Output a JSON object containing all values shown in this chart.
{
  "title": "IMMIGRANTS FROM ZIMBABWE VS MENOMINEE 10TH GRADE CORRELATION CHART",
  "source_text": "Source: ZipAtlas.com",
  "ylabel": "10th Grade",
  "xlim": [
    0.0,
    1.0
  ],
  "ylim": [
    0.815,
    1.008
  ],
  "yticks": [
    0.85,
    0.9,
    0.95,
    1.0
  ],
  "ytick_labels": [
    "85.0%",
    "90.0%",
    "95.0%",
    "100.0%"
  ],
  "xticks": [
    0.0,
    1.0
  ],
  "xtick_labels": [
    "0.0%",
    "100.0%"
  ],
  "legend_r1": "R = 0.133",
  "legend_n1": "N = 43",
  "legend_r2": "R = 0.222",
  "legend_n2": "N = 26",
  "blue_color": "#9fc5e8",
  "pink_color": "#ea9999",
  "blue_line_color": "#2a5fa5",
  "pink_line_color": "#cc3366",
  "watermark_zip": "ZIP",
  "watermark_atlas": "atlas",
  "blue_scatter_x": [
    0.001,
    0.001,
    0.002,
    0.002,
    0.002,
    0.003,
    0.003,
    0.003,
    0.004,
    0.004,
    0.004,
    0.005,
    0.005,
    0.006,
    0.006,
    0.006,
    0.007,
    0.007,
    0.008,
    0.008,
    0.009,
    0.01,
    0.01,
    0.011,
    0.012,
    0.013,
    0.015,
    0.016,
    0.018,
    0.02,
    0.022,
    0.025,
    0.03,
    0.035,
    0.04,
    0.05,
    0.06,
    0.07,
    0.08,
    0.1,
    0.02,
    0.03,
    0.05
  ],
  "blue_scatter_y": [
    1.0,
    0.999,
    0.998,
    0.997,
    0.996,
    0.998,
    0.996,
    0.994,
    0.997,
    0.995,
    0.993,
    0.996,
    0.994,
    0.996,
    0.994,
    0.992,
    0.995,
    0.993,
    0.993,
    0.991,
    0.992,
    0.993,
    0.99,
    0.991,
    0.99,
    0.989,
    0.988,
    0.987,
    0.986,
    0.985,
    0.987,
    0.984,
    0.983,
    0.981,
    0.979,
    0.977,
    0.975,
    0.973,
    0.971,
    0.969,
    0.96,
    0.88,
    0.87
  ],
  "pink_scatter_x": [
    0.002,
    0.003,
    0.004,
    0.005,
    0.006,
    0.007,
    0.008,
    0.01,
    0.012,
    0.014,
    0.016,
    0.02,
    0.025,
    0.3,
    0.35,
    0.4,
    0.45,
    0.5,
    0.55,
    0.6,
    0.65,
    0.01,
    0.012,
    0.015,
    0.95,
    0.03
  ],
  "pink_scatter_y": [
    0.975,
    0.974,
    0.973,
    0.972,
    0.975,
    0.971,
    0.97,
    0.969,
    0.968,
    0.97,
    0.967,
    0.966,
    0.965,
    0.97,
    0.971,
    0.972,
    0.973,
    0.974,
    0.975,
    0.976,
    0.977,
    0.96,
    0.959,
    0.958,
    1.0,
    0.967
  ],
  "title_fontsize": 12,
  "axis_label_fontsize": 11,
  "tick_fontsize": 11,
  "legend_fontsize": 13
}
——
- Goal
Copy every record exactly, with nothing added or dropped.

- Completed task
Output a JSON object containing all values shown in this chart.
{
  "title": "IMMIGRANTS FROM ZIMBABWE VS MENOMINEE 10TH GRADE CORRELATION CHART",
  "source_text": "Source: ZipAtlas.com",
  "ylabel": "10th Grade",
  "xlim": [
    0.0,
    1.0
  ],
  "ylim": [
    0.815,
    1.008
  ],
  "yticks": [
    0.85,
    0.9,
    0.95,
    1.0
  ],
  "ytick_labels": [
    "85.0%",
    "90.0%",
    "95.0%",
    "100.0%"
  ],
  "xticks": [
    0.0,
    1.0
  ],
  "xtick_labels": [
    "0.0%",
    "100.0%"
  ],
  "legend_r1": "R = 0.133",
  "legend_n1": "N = 43",
  "legend_r2": "R = 0.222",
  "legend_n2": "N = 26",
  "blue_color": "#9fc5e8",
  "pink_color": "#ea9999",
  "blue_line_color": "#2a5fa5",
  "pink_line_color": "#cc3366",
  "watermark_zip": "ZIP",
  "watermark_atlas": "atlas",
  "blue_scatter_x": [
    0.001,
    0.001,
    0.002,
    0.002,
    0.002,
    0.003,
    0.003,
    0.003,
    0.004,
    0.004,
    0.004,
    0.005,
    0.005,
    0.006,
    0.006,
    0.006,
    0.007,
    0.007,
    0.008,
    0.008,
    0.009,
    0.01,
    0.01,
    0.011,
    0.012,
    0.013,
    0.015,
    0.016,
    0.018,
    0.02,
    0.022,
    0.025,
    0.03,
    0.035,
    0.04,
    0.05,
    0.06,
    0.07,
    0.08,
    0.1,
    0.02,
    0.03,
    0.05
  ],
  "blue_scatter_y": [
    1.0,
    0.999,
    0.998,
    0.997,
    0.996,
    0.998,
    0.996,
    0.994,
    0.997,
    0.995,
    0.993,
    0.996,
    0.994,
    0.996,
    0.994,
    0.992,
    0.995,
    0.993,
    0.993,
    0.991,
    0.992,
    0.993,
    0.99,
    0.991,
    0.99,
    0.989,
    0.988,
    0.987,
    0.986,
    0.985,
    0.987,
    0.984,
    0.983,
    0.981,
    0.979,
    0.977,
    0.975,
    0.973,
    0.971,
    0.969,
    0.96,
    0.88,
    0.87
  ],
  "pink_scatter_x": [
    0.002,
    0.003,
    0.004,
    0.005,
    0.006,
    0.007,
    0.008,
    0.01,
    0.012,
    0.014,
    0.016,
    0.02,
    0.025,
    0.3,
    0.35,
    0.4,
    0.45,
    0.5,
    0.55,
    0.6,
    0.65,
    0.01,
    0.012,
    0.015,
    0.95,
    0.03
  ],
  "pink_scatter_y": [
    0.975,
    0.974,
    0.973,
    0.972,
    0.975,
    0.971,
    0.97,
    0.969,
    0.968,
    0.97,
    0.967,
    0.966,
    0.965,
    0.97,
    0.971,
    0.972,
    0.973,
    0.974,
    0.975,
    0.976,
    0.977,
    0.96,
    0.959,
    0.958,
    1.0,
    0.967
  ],
  "title_fontsize": 12,
  "axis_label_fontsize": 11,
  "tick_fontsize": 11,
  "legend_fontsize": 13
}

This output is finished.